§ **To do**: In the items below, repeat word for word the stretch that opens with the line containing "cell-major-class-line: 类 bbox=[101, 1811, 194, 1829]" and closes with the line containing "cell-reselect-requirement bbox=[504, 1461, 734, 1600]", including both of those lines.

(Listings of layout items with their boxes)

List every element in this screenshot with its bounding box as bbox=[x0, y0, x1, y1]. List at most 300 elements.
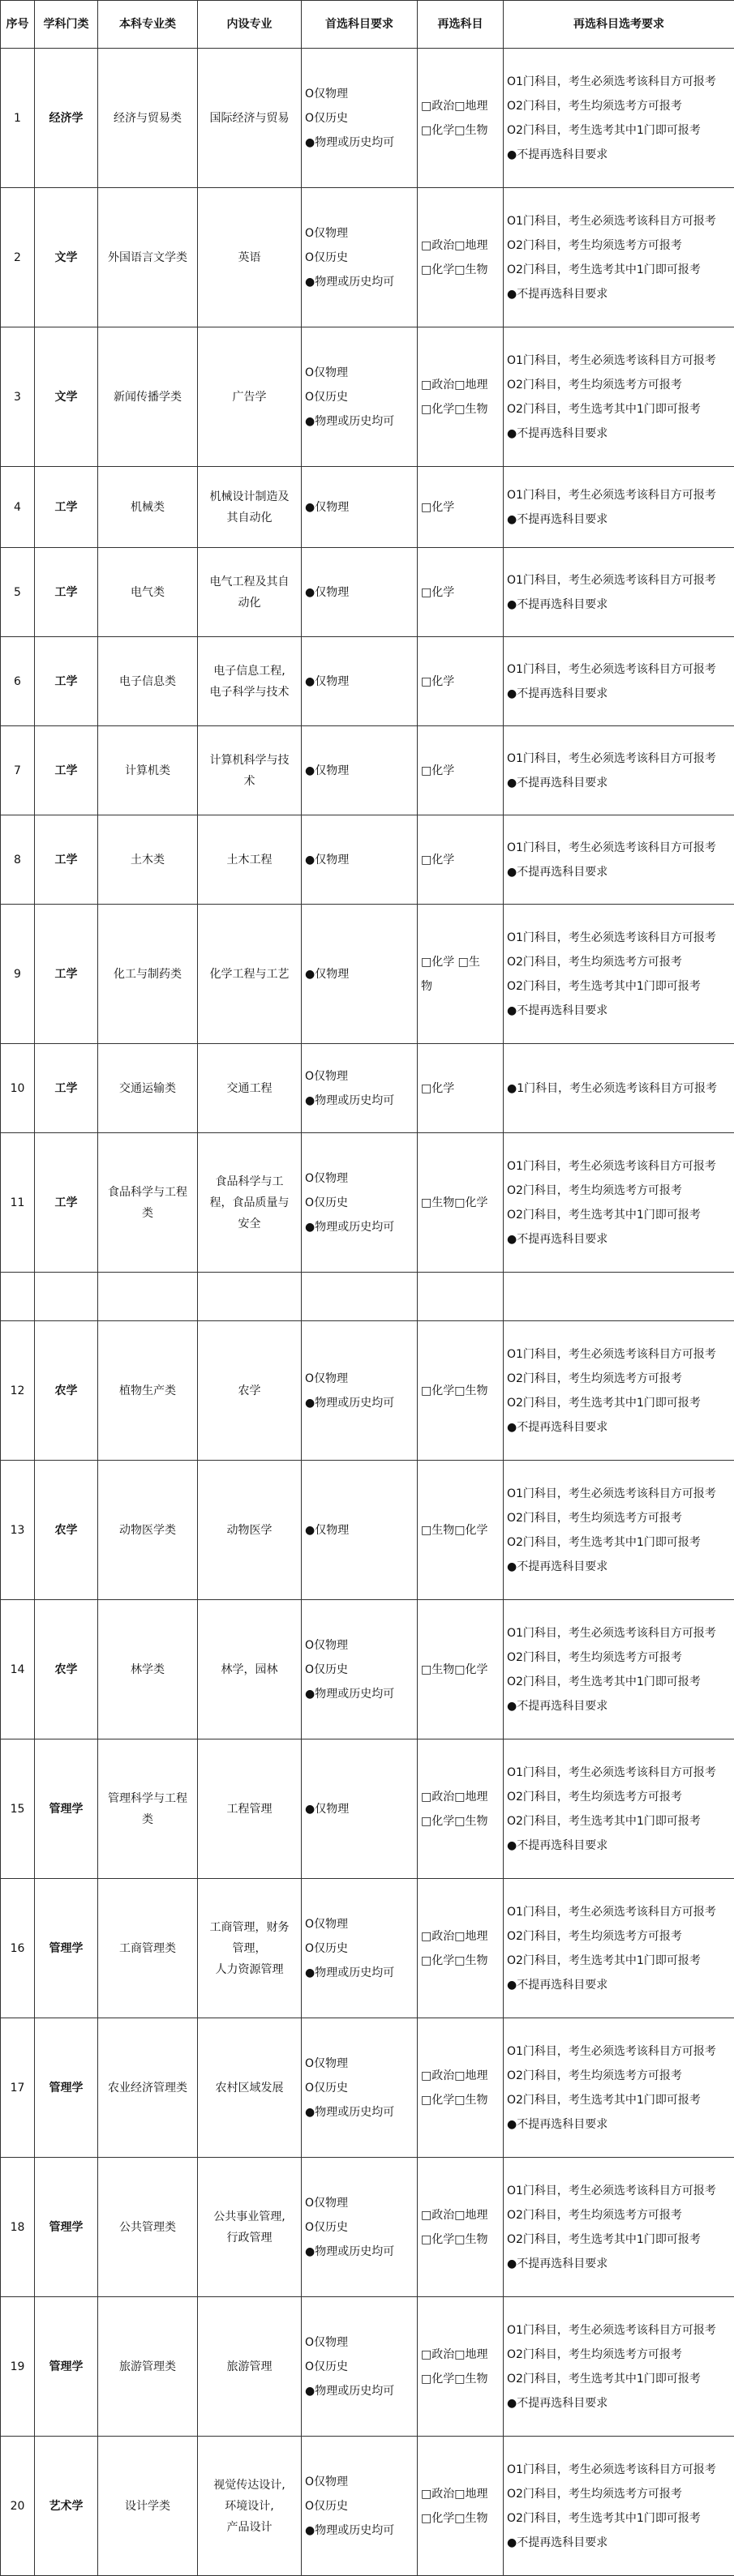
cell-major-class-line: 类 bbox=[101, 1811, 194, 1829]
cell-major-class-line: 机械类 bbox=[101, 499, 194, 516]
cell-first-subject-line: O仅物理 bbox=[305, 1170, 414, 1187]
cell-index bbox=[1, 1273, 35, 1321]
cell-reselect-subject bbox=[418, 2437, 504, 2576]
header-internal-major: 内设专业 bbox=[198, 1, 302, 49]
cell-reselect-subject-line: □政治□地理 bbox=[421, 376, 500, 394]
cell-major-class bbox=[98, 637, 198, 726]
cell-index: 4 bbox=[1, 467, 35, 548]
cell-reselect-subject bbox=[418, 1273, 504, 1321]
cell-reselect-requirement bbox=[504, 1461, 734, 1600]
cell-major-class bbox=[98, 1133, 198, 1273]
cell-reselect-requirement-line: O1门科目，考生必须选考该科目方可报考 bbox=[507, 2043, 731, 2060]
cell-reselect-requirement-line: ●不提再选科目要求 bbox=[507, 146, 731, 164]
table-row bbox=[1, 1044, 734, 1133]
table-row bbox=[1, 2437, 734, 2576]
cell-first-subject bbox=[302, 1273, 418, 1321]
cell-internal-major-line: 英语 bbox=[201, 249, 298, 267]
cell-first-subject-line: O仅历史 bbox=[305, 1661, 414, 1679]
cell-internal-major-line: 行政管理 bbox=[201, 2229, 298, 2247]
cell-major-class-line: 工商管理类 bbox=[101, 1940, 194, 1958]
cell-first-subject-line: ●物理或历史均可 bbox=[305, 1218, 414, 1236]
cell-reselect-subject bbox=[418, 548, 504, 637]
cell-reselect-requirement-line: O1门科目，考生必须选考该科目方可报考 bbox=[507, 661, 731, 678]
cell-major-class bbox=[98, 905, 198, 1044]
cell-reselect-subject-line: □生物□化学 bbox=[421, 1661, 500, 1679]
cell-reselect-subject bbox=[418, 1739, 504, 1879]
cell-first-subject bbox=[302, 467, 418, 548]
cell-reselect-requirement bbox=[504, 188, 734, 327]
cell-internal-major-line: 动化 bbox=[201, 594, 298, 612]
cell-major-class-line: 经济与贸易类 bbox=[101, 109, 194, 127]
header-reselect-requirement: 再选科目选考要求 bbox=[504, 1, 734, 49]
cell-first-subject-line: O仅历史 bbox=[305, 2219, 414, 2236]
table-row bbox=[1, 467, 734, 548]
cell-reselect-subject bbox=[418, 1879, 504, 2018]
cell-reselect-requirement bbox=[504, 726, 734, 815]
cell-first-subject-line: O仅物理 bbox=[305, 2194, 414, 2212]
cell-index: 5 bbox=[1, 548, 35, 637]
cell-first-subject-line: O仅物理 bbox=[305, 2473, 414, 2491]
cell-index: 10 bbox=[1, 1044, 35, 1133]
cell-first-subject-line: O仅物理 bbox=[305, 2055, 414, 2073]
cell-index: 18 bbox=[1, 2158, 35, 2297]
cell-reselect-requirement-line: ●不提再选科目要求 bbox=[507, 1558, 731, 1576]
table-row bbox=[1, 1273, 734, 1321]
cell-major-class-line: 旅游管理类 bbox=[101, 2358, 194, 2376]
cell-reselect-requirement-line: O1门科目，考生必须选考该科目方可报考 bbox=[507, 73, 731, 91]
cell-first-subject-line: ●仅物理 bbox=[305, 851, 414, 869]
cell-first-subject-line: ●物理或历史均可 bbox=[305, 1092, 414, 1110]
cell-category: 农学 bbox=[35, 1461, 98, 1600]
cell-reselect-requirement-line: ●不提再选科目要求 bbox=[507, 685, 731, 703]
cell-reselect-subject bbox=[418, 1461, 504, 1600]
table-row bbox=[1, 2158, 734, 2297]
cell-major-class-line: 外国语言文学类 bbox=[101, 249, 194, 267]
cell-first-subject-line: ●仅物理 bbox=[305, 673, 414, 691]
cell-reselect-requirement-line: O2门科目，考生均须选考方可报考 bbox=[507, 1182, 731, 1200]
cell-reselect-requirement-line: ●不提再选科目要求 bbox=[507, 1837, 731, 1855]
cell-major-class bbox=[98, 49, 198, 188]
cell-category: 艺术学 bbox=[35, 2437, 98, 2576]
cell-index: 1 bbox=[1, 49, 35, 188]
cell-internal-major bbox=[198, 2437, 302, 2576]
cell-reselect-requirement-line: O2门科目，考生均须选考方可报考 bbox=[507, 376, 731, 394]
cell-internal-major bbox=[198, 637, 302, 726]
cell-reselect-requirement-line: O1门科目，考生必须选考该科目方可报考 bbox=[507, 2182, 731, 2200]
cell-reselect-requirement-line: O2门科目，考生选考其中1门即可报考 bbox=[507, 978, 731, 995]
cell-index: 16 bbox=[1, 1879, 35, 2018]
cell-internal-major-line: 农学 bbox=[201, 1382, 298, 1400]
cell-reselect-requirement-line: O2门科目，考生均须选考方可报考 bbox=[507, 2067, 731, 2085]
cell-reselect-requirement-line: O2门科目，考生选考其中1门即可报考 bbox=[507, 122, 731, 139]
cell-major-class bbox=[98, 815, 198, 905]
cell-major-class bbox=[98, 327, 198, 467]
cell-first-subject-line: O仅历史 bbox=[305, 2497, 414, 2515]
cell-reselect-requirement-line: ●不提再选科目要求 bbox=[507, 1697, 731, 1715]
cell-first-subject bbox=[302, 905, 418, 1044]
cell-reselect-requirement-line: O2门科目，考生选考其中1门即可报考 bbox=[507, 1952, 731, 1970]
cell-reselect-requirement bbox=[504, 1600, 734, 1739]
cell-reselect-subject-line: □政治□地理 bbox=[421, 2485, 500, 2503]
cell-first-subject bbox=[302, 327, 418, 467]
cell-reselect-subject-line: □化学 □生 bbox=[421, 953, 500, 971]
cell-first-subject bbox=[302, 1133, 418, 1273]
cell-reselect-subject bbox=[418, 637, 504, 726]
cell-index: 19 bbox=[1, 2297, 35, 2437]
cell-reselect-requirement-line: O1门科目，考生必须选考该科目方可报考 bbox=[507, 1903, 731, 1921]
cell-first-subject-line: O仅历史 bbox=[305, 109, 414, 127]
cell-first-subject bbox=[302, 188, 418, 327]
cell-first-subject-line: ●物理或历史均可 bbox=[305, 134, 414, 152]
cell-internal-major-line: 旅游管理 bbox=[201, 2358, 298, 2376]
cell-major-class bbox=[98, 2158, 198, 2297]
cell-major-class-line: 动物医学类 bbox=[101, 1521, 194, 1539]
cell-first-subject-line: O仅物理 bbox=[305, 1370, 414, 1388]
cell-reselect-subject bbox=[418, 327, 504, 467]
cell-internal-major-line: 广告学 bbox=[201, 388, 298, 406]
cell-major-class-line: 计算机类 bbox=[101, 762, 194, 780]
table-row bbox=[1, 2018, 734, 2158]
cell-internal-major-line: 国际经济与贸易 bbox=[201, 109, 298, 127]
cell-index: 2 bbox=[1, 188, 35, 327]
cell-internal-major-line: 环境设计, bbox=[201, 2497, 298, 2515]
cell-reselect-requirement-line: O2门科目，考生均须选考方可报考 bbox=[507, 237, 731, 255]
cell-reselect-requirement-line: O1门科目，考生必须选考该科目方可报考 bbox=[507, 1157, 731, 1175]
cell-reselect-subject-line: □化学□生物 bbox=[421, 1382, 500, 1400]
cell-index: 7 bbox=[1, 726, 35, 815]
cell-internal-major-line: 土木工程 bbox=[201, 851, 298, 869]
cell-reselect-requirement bbox=[504, 815, 734, 905]
cell-reselect-requirement-line: O1门科目，考生必须选考该科目方可报考 bbox=[507, 212, 731, 230]
cell-first-subject-line: ●物理或历史均可 bbox=[305, 1964, 414, 1982]
cell-internal-major bbox=[198, 726, 302, 815]
cell-major-class bbox=[98, 188, 198, 327]
cell-reselect-subject bbox=[418, 1133, 504, 1273]
cell-reselect-subject-line: □政治□地理 bbox=[421, 1788, 500, 1806]
cell-reselect-subject-line: □生物□化学 bbox=[421, 1521, 500, 1539]
cell-reselect-requirement bbox=[504, 327, 734, 467]
cell-reselect-subject bbox=[418, 49, 504, 188]
cell-category: 工学 bbox=[35, 637, 98, 726]
cell-reselect-requirement-line: O1门科目，考生必须选考该科目方可报考 bbox=[507, 2461, 731, 2479]
cell-reselect-subject bbox=[418, 2297, 504, 2437]
cell-reselect-requirement-line: O2门科目，考生均须选考方可报考 bbox=[507, 1370, 731, 1388]
cell-internal-major-line: 视觉传达设计, bbox=[201, 2476, 298, 2494]
cell-first-subject bbox=[302, 726, 418, 815]
cell-index: 17 bbox=[1, 2018, 35, 2158]
cell-reselect-requirement bbox=[504, 1273, 734, 1321]
cell-internal-major-line: 产品设计 bbox=[201, 2518, 298, 2536]
cell-category: 管理学 bbox=[35, 1879, 98, 2018]
header-reselect-subject: 再选科目 bbox=[418, 1, 504, 49]
cell-internal-major-line: 人力资源管理 bbox=[201, 1961, 298, 1979]
cell-reselect-subject-line: □化学 bbox=[421, 762, 500, 780]
cell-internal-major-line: 电子信息工程, bbox=[201, 662, 298, 680]
cell-major-class bbox=[98, 1044, 198, 1133]
table-row bbox=[1, 548, 734, 637]
cell-first-subject bbox=[302, 2437, 418, 2576]
cell-reselect-requirement-line: O1门科目，考生必须选考该科目方可报考 bbox=[507, 486, 731, 504]
cell-reselect-subject bbox=[418, 188, 504, 327]
cell-category bbox=[35, 1273, 98, 1321]
header-index: 序号 bbox=[1, 1, 35, 49]
cell-internal-major-line: 林学，园林 bbox=[201, 1661, 298, 1679]
cell-category: 工学 bbox=[35, 548, 98, 637]
cell-reselect-requirement-line: O1门科目，考生必须选考该科目方可报考 bbox=[507, 929, 731, 947]
cell-internal-major-line: 计算机科学与技 bbox=[201, 751, 298, 769]
cell-major-class bbox=[98, 1461, 198, 1600]
cell-first-subject-line: O仅物理 bbox=[305, 1068, 414, 1085]
table-row bbox=[1, 1600, 734, 1739]
cell-reselect-requirement-line: ●不提再选科目要求 bbox=[507, 2394, 731, 2412]
cell-reselect-subject bbox=[418, 1044, 504, 1133]
cell-category: 管理学 bbox=[35, 2297, 98, 2437]
cell-internal-major-line: 程，食品质量与 bbox=[201, 1194, 298, 1212]
cell-reselect-requirement bbox=[504, 1879, 734, 2018]
cell-internal-major bbox=[198, 2018, 302, 2158]
cell-major-class-line: 类 bbox=[101, 1205, 194, 1222]
cell-major-class-line: 林学类 bbox=[101, 1661, 194, 1679]
cell-first-subject-line: ●物理或历史均可 bbox=[305, 2243, 414, 2261]
cell-category: 经济学 bbox=[35, 49, 98, 188]
cell-internal-major-line: 农村区域发展 bbox=[201, 2079, 298, 2097]
header-major-class: 本科专业类 bbox=[98, 1, 198, 49]
cell-first-subject bbox=[302, 1044, 418, 1133]
cell-reselect-requirement bbox=[504, 1044, 734, 1133]
cell-category: 管理学 bbox=[35, 2018, 98, 2158]
cell-index: 3 bbox=[1, 327, 35, 467]
cell-first-subject-line: ●物理或历史均可 bbox=[305, 1394, 414, 1412]
cell-reselect-requirement-line: O2门科目，考生均须选考方可报考 bbox=[507, 2485, 731, 2503]
table-row bbox=[1, 815, 734, 905]
cell-major-class bbox=[98, 1739, 198, 1879]
cell-first-subject bbox=[302, 1321, 418, 1461]
cell-first-subject-line: O仅历史 bbox=[305, 1940, 414, 1958]
cell-first-subject-line: ●物理或历史均可 bbox=[305, 2103, 414, 2121]
cell-reselect-requirement-line: O2门科目，考生选考其中1门即可报考 bbox=[507, 2091, 731, 2109]
cell-reselect-requirement bbox=[504, 1133, 734, 1273]
cell-reselect-requirement-line: ●不提再选科目要求 bbox=[507, 285, 731, 303]
cell-reselect-subject-line: □政治□地理 bbox=[421, 97, 500, 115]
cell-reselect-subject bbox=[418, 905, 504, 1044]
cell-reselect-requirement-line: ●不提再选科目要求 bbox=[507, 511, 731, 528]
cell-internal-major bbox=[198, 2297, 302, 2437]
cell-index: 14 bbox=[1, 1600, 35, 1739]
cell-first-subject-line: O仅历史 bbox=[305, 1194, 414, 1212]
cell-reselect-subject-line: □化学□生物 bbox=[421, 2370, 500, 2388]
header-category: 学科门类 bbox=[35, 1, 98, 49]
cell-internal-major-line: 其自动化 bbox=[201, 509, 298, 527]
cell-reselect-requirement bbox=[504, 2437, 734, 2576]
cell-internal-major bbox=[198, 1044, 302, 1133]
cell-reselect-subject-line: □化学 bbox=[421, 584, 500, 601]
cell-internal-major bbox=[198, 1133, 302, 1273]
cell-first-subject-line: ●物理或历史均可 bbox=[305, 2522, 414, 2540]
cell-internal-major-line: 公共事业管理, bbox=[201, 2208, 298, 2226]
table-row bbox=[1, 1133, 734, 1273]
cell-reselect-requirement-line: O2门科目，考生均须选考方可报考 bbox=[507, 2346, 731, 2364]
cell-index: 6 bbox=[1, 637, 35, 726]
cell-reselect-subject-line: □化学 bbox=[421, 1080, 500, 1098]
cell-reselect-subject-line: □化学□生物 bbox=[421, 2231, 500, 2249]
cell-internal-major bbox=[198, 327, 302, 467]
cell-reselect-requirement-line: ●不提再选科目要求 bbox=[507, 596, 731, 614]
cell-first-subject bbox=[302, 2297, 418, 2437]
cell-index: 13 bbox=[1, 1461, 35, 1600]
cell-major-class bbox=[98, 1273, 198, 1321]
cell-reselect-subject-line: □政治□地理 bbox=[421, 237, 500, 255]
cell-index: 15 bbox=[1, 1739, 35, 1879]
cell-first-subject bbox=[302, 815, 418, 905]
cell-first-subject-line: O仅历史 bbox=[305, 2358, 414, 2376]
cell-major-class-line: 新闻传播学类 bbox=[101, 388, 194, 406]
table-row bbox=[1, 1879, 734, 2018]
cell-first-subject-line: ●仅物理 bbox=[305, 584, 414, 601]
table-row bbox=[1, 49, 734, 188]
cell-reselect-requirement-line: ●不提再选科目要求 bbox=[507, 774, 731, 792]
cell-reselect-subject-line: □政治□地理 bbox=[421, 2067, 500, 2085]
cell-first-subject bbox=[302, 1600, 418, 1739]
cell-reselect-requirement-line: O1门科目，考生必须选考该科目方可报考 bbox=[507, 1764, 731, 1782]
cell-reselect-requirement-line: O2门科目，考生均须选考方可报考 bbox=[507, 953, 731, 971]
cell-first-subject-line: ●物理或历史均可 bbox=[305, 1685, 414, 1703]
cell-reselect-requirement-line: O1门科目，考生必须选考该科目方可报考 bbox=[507, 352, 731, 370]
cell-major-class bbox=[98, 2018, 198, 2158]
cell-reselect-subject-line: □化学□生物 bbox=[421, 122, 500, 139]
cell-reselect-subject-line: □政治□地理 bbox=[421, 1928, 500, 1945]
cell-internal-major bbox=[198, 188, 302, 327]
cell-internal-major bbox=[198, 1739, 302, 1879]
cell-category: 工学 bbox=[35, 467, 98, 548]
table-row bbox=[1, 905, 734, 1044]
cell-reselect-requirement-line: O2门科目，考生均须选考方可报考 bbox=[507, 1649, 731, 1667]
cell-first-subject bbox=[302, 1879, 418, 2018]
cell-category: 工学 bbox=[35, 815, 98, 905]
cell-major-class bbox=[98, 726, 198, 815]
cell-major-class-line: 电气类 bbox=[101, 584, 194, 601]
cell-internal-major-line: 机械设计制造及 bbox=[201, 488, 298, 506]
cell-first-subject bbox=[302, 2018, 418, 2158]
cell-major-class bbox=[98, 1321, 198, 1461]
cell-internal-major bbox=[198, 1461, 302, 1600]
cell-major-class-line: 土木类 bbox=[101, 851, 194, 869]
cell-first-subject-line: O仅物理 bbox=[305, 225, 414, 242]
cell-reselect-requirement-line: O2门科目，考生均须选考方可报考 bbox=[507, 1788, 731, 1806]
cell-major-class bbox=[98, 467, 198, 548]
cell-category: 文学 bbox=[35, 188, 98, 327]
cell-first-subject bbox=[302, 2158, 418, 2297]
cell-reselect-subject-line: □化学□生物 bbox=[421, 400, 500, 418]
cell-reselect-requirement-line: ●不提再选科目要求 bbox=[507, 1002, 731, 1020]
cell-reselect-subject-line: □化学 bbox=[421, 673, 500, 691]
cell-internal-major-line: 安全 bbox=[201, 1215, 298, 1233]
cell-major-class bbox=[98, 548, 198, 637]
cell-internal-major-line: 工程管理 bbox=[201, 1800, 298, 1818]
cell-reselect-subject bbox=[418, 1321, 504, 1461]
cell-reselect-subject-line: □化学□生物 bbox=[421, 1812, 500, 1830]
table-row bbox=[1, 1739, 734, 1879]
cell-reselect-requirement-line: O2门科目，考生选考其中1门即可报考 bbox=[507, 1206, 731, 1224]
cell-major-class-line: 植物生产类 bbox=[101, 1382, 194, 1400]
table-row bbox=[1, 1461, 734, 1600]
cell-major-class-line: 公共管理类 bbox=[101, 2219, 194, 2236]
cell-reselect-requirement-line: ●不提再选科目要求 bbox=[507, 1976, 731, 1994]
cell-major-class-line: 管理科学与工程 bbox=[101, 1790, 194, 1808]
cell-first-subject-line: O仅历史 bbox=[305, 2079, 414, 2097]
cell-reselect-requirement-line: ●不提再选科目要求 bbox=[507, 1230, 731, 1248]
cell-first-subject bbox=[302, 1739, 418, 1879]
cell-internal-major-line: 术 bbox=[201, 772, 298, 790]
cell-first-subject-line: O仅物理 bbox=[305, 1637, 414, 1654]
cell-reselect-requirement-line: O2门科目，考生选考其中1门即可报考 bbox=[507, 2231, 731, 2249]
cell-internal-major bbox=[198, 1273, 302, 1321]
cell-internal-major bbox=[198, 815, 302, 905]
cell-reselect-subject-line: □化学□生物 bbox=[421, 261, 500, 279]
cell-reselect-requirement-line: O2门科目，考生选考其中1门即可报考 bbox=[507, 1394, 731, 1412]
cell-first-subject bbox=[302, 49, 418, 188]
cell-first-subject bbox=[302, 548, 418, 637]
cell-index: 20 bbox=[1, 2437, 35, 2576]
cell-reselect-requirement-line: O1门科目，考生必须选考该科目方可报考 bbox=[507, 1346, 731, 1363]
cell-internal-major-line: 动物医学 bbox=[201, 1521, 298, 1539]
cell-reselect-requirement-line: O2门科目，考生均须选考方可报考 bbox=[507, 2206, 731, 2224]
cell-first-subject-line: O仅物理 bbox=[305, 1915, 414, 1933]
cell-reselect-requirement-line: O2门科目，考生选考其中1门即可报考 bbox=[507, 2370, 731, 2388]
cell-internal-major-line: 食品科学与工 bbox=[201, 1173, 298, 1191]
cell-first-subject-line: ●仅物理 bbox=[305, 762, 414, 780]
cell-reselect-subject bbox=[418, 2158, 504, 2297]
cell-reselect-subject-line: □化学 bbox=[421, 499, 500, 516]
cell-reselect-requirement-line: ●不提再选科目要求 bbox=[507, 863, 731, 881]
cell-reselect-requirement-line: O1门科目，考生必须选考该科目方可报考 bbox=[507, 839, 731, 857]
cell-index: 8 bbox=[1, 815, 35, 905]
cell-reselect-requirement bbox=[504, 2158, 734, 2297]
cell-reselect-subject bbox=[418, 2018, 504, 2158]
cell-first-subject-line: ●仅物理 bbox=[305, 499, 414, 516]
cell-major-class-line: 交通运输类 bbox=[101, 1080, 194, 1098]
cell-internal-major-line: 电气工程及其自 bbox=[201, 573, 298, 591]
cell-reselect-requirement bbox=[504, 2018, 734, 2158]
cell-reselect-requirement bbox=[504, 2297, 734, 2437]
cell-reselect-requirement-line: O1门科目，考生必须选考该科目方可报考 bbox=[507, 750, 731, 768]
cell-reselect-requirement-line: O1门科目，考生必须选考该科目方可报考 bbox=[507, 571, 731, 589]
cell-reselect-requirement-line: O2门科目，考生选考其中1门即可报考 bbox=[507, 2510, 731, 2527]
cell-reselect-requirement-line: O2门科目，考生选考其中1门即可报考 bbox=[507, 1673, 731, 1691]
table-row bbox=[1, 188, 734, 327]
cell-index: 12 bbox=[1, 1321, 35, 1461]
cell-reselect-requirement-line: ●不提再选科目要求 bbox=[507, 1419, 731, 1436]
cell-reselect-subject-line: □化学□生物 bbox=[421, 1952, 500, 1970]
cell-first-subject-line: ●仅物理 bbox=[305, 965, 414, 983]
table-row bbox=[1, 637, 734, 726]
cell-reselect-requirement-line: ●不提再选科目要求 bbox=[507, 2534, 731, 2552]
cell-first-subject bbox=[302, 1461, 418, 1600]
cell-reselect-requirement bbox=[504, 1739, 734, 1879]
header-first-subject: 首选科目要求 bbox=[302, 1, 418, 49]
cell-major-class bbox=[98, 1600, 198, 1739]
cell-major-class bbox=[98, 2437, 198, 2576]
cell-reselect-requirement bbox=[504, 49, 734, 188]
cell-category: 农学 bbox=[35, 1321, 98, 1461]
cell-major-class-line: 化工与制药类 bbox=[101, 965, 194, 983]
cell-category: 管理学 bbox=[35, 2158, 98, 2297]
cell-category: 管理学 bbox=[35, 1739, 98, 1879]
cell-reselect-subject bbox=[418, 815, 504, 905]
cell-internal-major bbox=[198, 1600, 302, 1739]
cell-major-class-line: 设计学类 bbox=[101, 2497, 194, 2515]
cell-internal-major bbox=[198, 49, 302, 188]
cell-category: 农学 bbox=[35, 1600, 98, 1739]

§ **Answer to this task**:
cell-major-class-line: 类 bbox=[101, 1811, 194, 1829]
cell-major-class-line: 机械类 bbox=[101, 499, 194, 516]
cell-first-subject-line: O仅物理 bbox=[305, 1170, 414, 1187]
cell-index bbox=[1, 1273, 35, 1321]
cell-reselect-subject bbox=[418, 2437, 504, 2576]
header-internal-major: 内设专业 bbox=[198, 1, 302, 49]
cell-reselect-subject-line: □政治□地理 bbox=[421, 376, 500, 394]
cell-major-class bbox=[98, 637, 198, 726]
cell-index: 4 bbox=[1, 467, 35, 548]
cell-reselect-subject bbox=[418, 1273, 504, 1321]
cell-reselect-requirement bbox=[504, 1461, 734, 1600]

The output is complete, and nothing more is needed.